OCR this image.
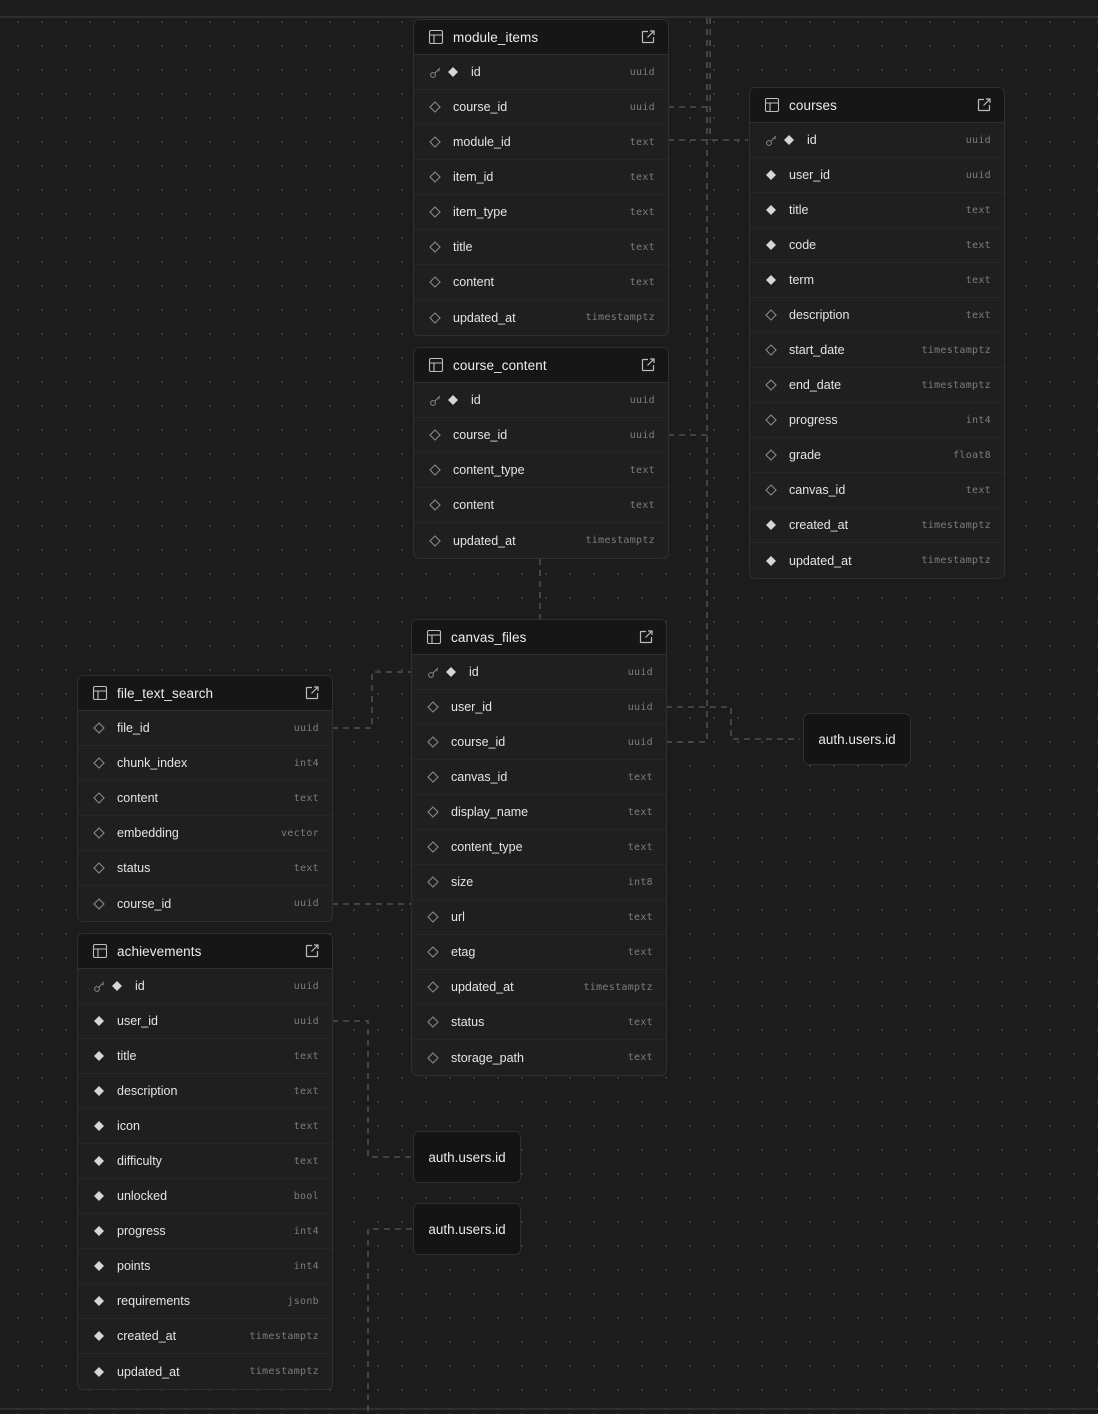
module_items
id	uuid
course_id	uuid
module_id	text
item_id	text
item_type	text
title	text
content	text
updated_at	timestamptz
course_content
id	uuid
course_id	uuid
content_type	text
content	text
updated_at	timestamptz
courses
id	uuid
user_id	uuid
title	text
code	text
term	text
description	text
start_date	timestamptz
end_date	timestamptz
progress	int4
grade	float8
canvas_id	text
created_at	timestamptz
updated_at	timestamptz
canvas_files
id	uuid
user_id	uuid
course_id	uuid
canvas_id	text
display_name	text
content_type	text
size	int8
url	text
etag	text
updated_at	timestamptz
status	text
storage_path	text
file_text_search
file_id	uuid
chunk_index	int4
content	text
embedding	vector
status	text
course_id	uuid
achievements
id	uuid
user_id	uuid
title	text
description	text
icon	text
difficulty	text
unlocked	bool
progress	int4
points	int4
requirements	jsonb
created_at	timestamptz
updated_at	timestamptz
auth.users.id
auth.users.id
auth.users.id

────────────────

OBJECTIVE - All the material shown above is to be copied exactly, with no pictures carried over.

ANSWER FOR THIS EXERCISE -
OCR this image.
module_items
id	uuid
course_id	uuid
module_id	text
item_id	text
item_type	text
title	text
content	text
updated_at	timestamptz
course_content
id	uuid
course_id	uuid
content_type	text
content	text
updated_at	timestamptz
courses
id	uuid
user_id	uuid
title	text
code	text
term	text
description	text
start_date	timestamptz
end_date	timestamptz
progress	int4
grade	float8
canvas_id	text
created_at	timestamptz
updated_at	timestamptz
canvas_files
id	uuid
user_id	uuid
course_id	uuid
canvas_id	text
display_name	text
content_type	text
size	int8
url	text
etag	text
updated_at	timestamptz
status	text
storage_path	text
file_text_search
file_id	uuid
chunk_index	int4
content	text
embedding	vector
status	text
course_id	uuid
achievements
id	uuid
user_id	uuid
title	text
description	text
icon	text
difficulty	text
unlocked	bool
progress	int4
points	int4
requirements	jsonb
created_at	timestamptz
updated_at	timestamptz
auth.users.id
auth.users.id
auth.users.id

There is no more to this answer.